Dataset content -
--- start ---

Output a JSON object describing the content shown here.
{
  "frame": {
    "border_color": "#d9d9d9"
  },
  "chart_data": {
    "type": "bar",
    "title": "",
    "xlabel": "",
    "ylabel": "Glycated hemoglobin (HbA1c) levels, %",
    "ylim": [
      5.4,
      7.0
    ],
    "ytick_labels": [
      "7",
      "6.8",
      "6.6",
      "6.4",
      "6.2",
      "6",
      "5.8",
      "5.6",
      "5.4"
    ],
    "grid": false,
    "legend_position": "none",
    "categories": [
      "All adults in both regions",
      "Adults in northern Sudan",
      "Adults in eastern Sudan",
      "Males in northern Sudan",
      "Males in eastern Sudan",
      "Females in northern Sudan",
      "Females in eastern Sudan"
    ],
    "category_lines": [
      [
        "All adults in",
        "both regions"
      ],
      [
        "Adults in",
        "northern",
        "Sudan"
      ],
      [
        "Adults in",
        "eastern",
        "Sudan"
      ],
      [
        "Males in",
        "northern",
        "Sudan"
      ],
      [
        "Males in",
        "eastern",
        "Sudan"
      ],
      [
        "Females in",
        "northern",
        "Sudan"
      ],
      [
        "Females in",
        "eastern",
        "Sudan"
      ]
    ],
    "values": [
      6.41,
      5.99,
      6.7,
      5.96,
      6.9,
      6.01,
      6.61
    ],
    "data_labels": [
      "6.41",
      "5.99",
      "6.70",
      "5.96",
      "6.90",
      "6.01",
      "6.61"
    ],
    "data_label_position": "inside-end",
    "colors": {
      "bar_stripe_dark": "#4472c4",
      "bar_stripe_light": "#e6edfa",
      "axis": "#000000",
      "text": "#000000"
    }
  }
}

--- end ---

Exercise aim -
Nothing should be left out: return all of the records exactly.

Full answer -
Output a JSON object describing the content shown here.
{
  "frame": {
    "border_color": "#d9d9d9"
  },
  "chart_data": {
    "type": "bar",
    "title": "",
    "xlabel": "",
    "ylabel": "Glycated hemoglobin (HbA1c) levels, %",
    "ylim": [
      5.4,
      7.0
    ],
    "ytick_labels": [
      "7",
      "6.8",
      "6.6",
      "6.4",
      "6.2",
      "6",
      "5.8",
      "5.6",
      "5.4"
    ],
    "grid": false,
    "legend_position": "none",
    "categories": [
      "All adults in both regions",
      "Adults in northern Sudan",
      "Adults in eastern Sudan",
      "Males in northern Sudan",
      "Males in eastern Sudan",
      "Females in northern Sudan",
      "Females in eastern Sudan"
    ],
    "category_lines": [
      [
        "All adults in",
        "both regions"
      ],
      [
        "Adults in",
        "northern",
        "Sudan"
      ],
      [
        "Adults in",
        "eastern",
        "Sudan"
      ],
      [
        "Males in",
        "northern",
        "Sudan"
      ],
      [
        "Males in",
        "eastern",
        "Sudan"
      ],
      [
        "Females in",
        "northern",
        "Sudan"
      ],
      [
        "Females in",
        "eastern",
        "Sudan"
      ]
    ],
    "values": [
      6.41,
      5.99,
      6.7,
      5.96,
      6.9,
      6.01,
      6.61
    ],
    "data_labels": [
      "6.41",
      "5.99",
      "6.70",
      "5.96",
      "6.90",
      "6.01",
      "6.61"
    ],
    "data_label_position": "inside-end",
    "colors": {
      "bar_stripe_dark": "#4472c4",
      "bar_stripe_light": "#e6edfa",
      "axis": "#000000",
      "text": "#000000"
    }
  }
}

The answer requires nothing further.